(Visual layout annotation data)
___

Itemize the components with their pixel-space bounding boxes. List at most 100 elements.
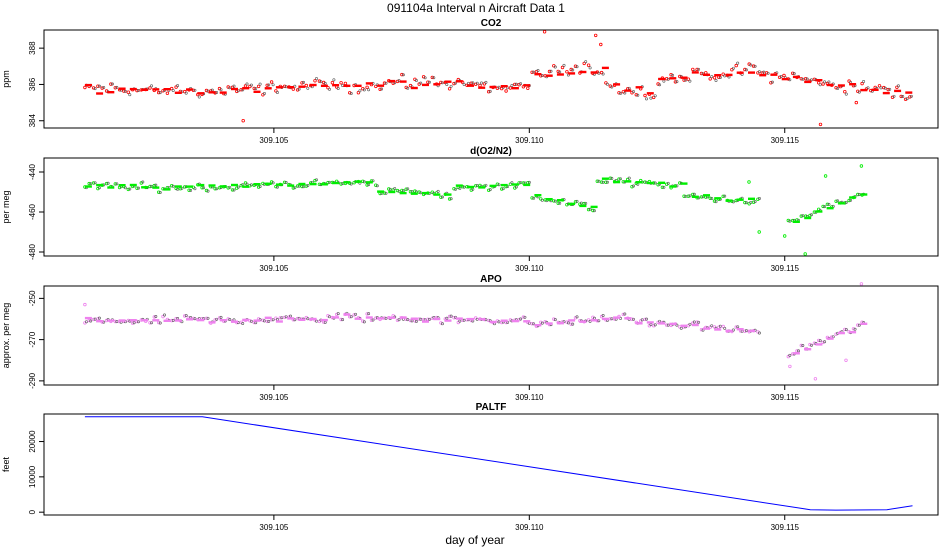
data-point <box>671 73 675 77</box>
data-point <box>480 81 483 85</box>
data-point <box>454 315 457 319</box>
data-points <box>83 164 868 256</box>
data-point <box>315 178 318 182</box>
data-point <box>597 71 601 75</box>
data-point <box>619 91 622 95</box>
data-point <box>275 91 279 94</box>
data-point <box>482 82 487 86</box>
data-point <box>610 176 614 180</box>
y-axis-label: per meg <box>1 190 11 223</box>
data-point <box>293 318 297 322</box>
data-point <box>749 63 753 67</box>
data-point <box>113 86 117 90</box>
data-point <box>462 318 466 322</box>
data-point <box>821 204 825 209</box>
outlier-point <box>241 118 245 123</box>
data-point <box>447 87 452 91</box>
data-point <box>721 72 725 76</box>
data-point <box>643 93 647 98</box>
data-point <box>401 189 405 193</box>
plot-frame <box>43 413 939 516</box>
data-point <box>573 64 578 68</box>
data-point <box>328 87 331 91</box>
data-point <box>241 322 245 325</box>
data-point <box>856 192 860 197</box>
data-point <box>219 315 223 319</box>
data-point <box>723 326 727 330</box>
data-point <box>358 89 362 93</box>
data-point <box>189 188 193 192</box>
data-point <box>462 82 466 86</box>
data-point <box>521 315 526 319</box>
data-point <box>374 183 378 187</box>
panel-paltf: PALTF feet 0 10000 20000 309.105 309.110 309.11… <box>1 402 939 532</box>
data-point <box>375 184 379 188</box>
data-point <box>180 186 184 190</box>
y-tick-label: -460 <box>28 203 37 220</box>
data-point <box>197 95 201 99</box>
data-point <box>645 317 648 321</box>
data-point <box>267 83 271 87</box>
data-point <box>497 320 501 324</box>
data-point <box>439 195 443 199</box>
data-point <box>666 323 670 327</box>
data-point <box>87 181 91 186</box>
data-point <box>226 85 230 89</box>
data-point <box>579 201 583 205</box>
data-point <box>440 322 444 326</box>
outlier-point <box>599 42 603 47</box>
data-point <box>666 181 670 185</box>
data-point <box>823 80 827 84</box>
data-point <box>549 69 553 73</box>
data-point <box>452 316 456 320</box>
data-point <box>93 87 97 91</box>
data-point <box>165 91 170 95</box>
data-point <box>123 89 127 93</box>
data-point <box>445 83 449 86</box>
data-point <box>404 85 408 90</box>
data-point <box>228 86 232 90</box>
data-point <box>849 198 853 202</box>
data-point <box>753 200 757 204</box>
data-point <box>89 319 93 323</box>
data-point <box>349 92 353 95</box>
data-point <box>436 189 440 193</box>
data-point <box>271 181 275 185</box>
data-point <box>675 323 679 327</box>
data-point <box>584 201 588 205</box>
data-point <box>439 321 443 325</box>
data-point <box>282 180 287 184</box>
panel-d-o2-n2-: d(O2/N2) per meg -480 -460 -440 309.105 309.11… <box>1 146 939 273</box>
y-tick-label: -480 <box>28 243 37 260</box>
data-point <box>154 183 158 187</box>
data-point <box>723 194 727 198</box>
data-point <box>779 75 783 78</box>
data-point <box>888 87 892 91</box>
data-point <box>306 184 310 187</box>
data-point <box>883 86 887 90</box>
data-point <box>605 180 609 184</box>
data-point <box>634 93 638 97</box>
data-point <box>540 74 544 77</box>
data-point <box>335 312 339 317</box>
data-point <box>295 184 300 188</box>
data-point <box>135 186 139 190</box>
data-point <box>714 79 718 82</box>
data-point <box>113 182 117 186</box>
data-point <box>540 321 544 325</box>
data-point <box>319 80 323 84</box>
data-point <box>823 205 827 209</box>
data-point <box>699 195 704 199</box>
data-point <box>825 202 830 206</box>
y-tick-label: 10000 <box>28 465 37 488</box>
plot-frame <box>43 29 939 129</box>
data-point <box>623 312 627 316</box>
data-point <box>487 188 491 192</box>
data-point <box>254 87 258 91</box>
x-tick-label: 309.110 <box>515 264 544 273</box>
data-point <box>662 185 666 189</box>
data-point <box>267 319 271 323</box>
data-point <box>178 186 183 191</box>
data-point <box>169 183 174 188</box>
data-point <box>356 90 361 95</box>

___

Count the lines in the records that contain the string "frame", treating uppercase and lowercase as different. Reply with the number only.

2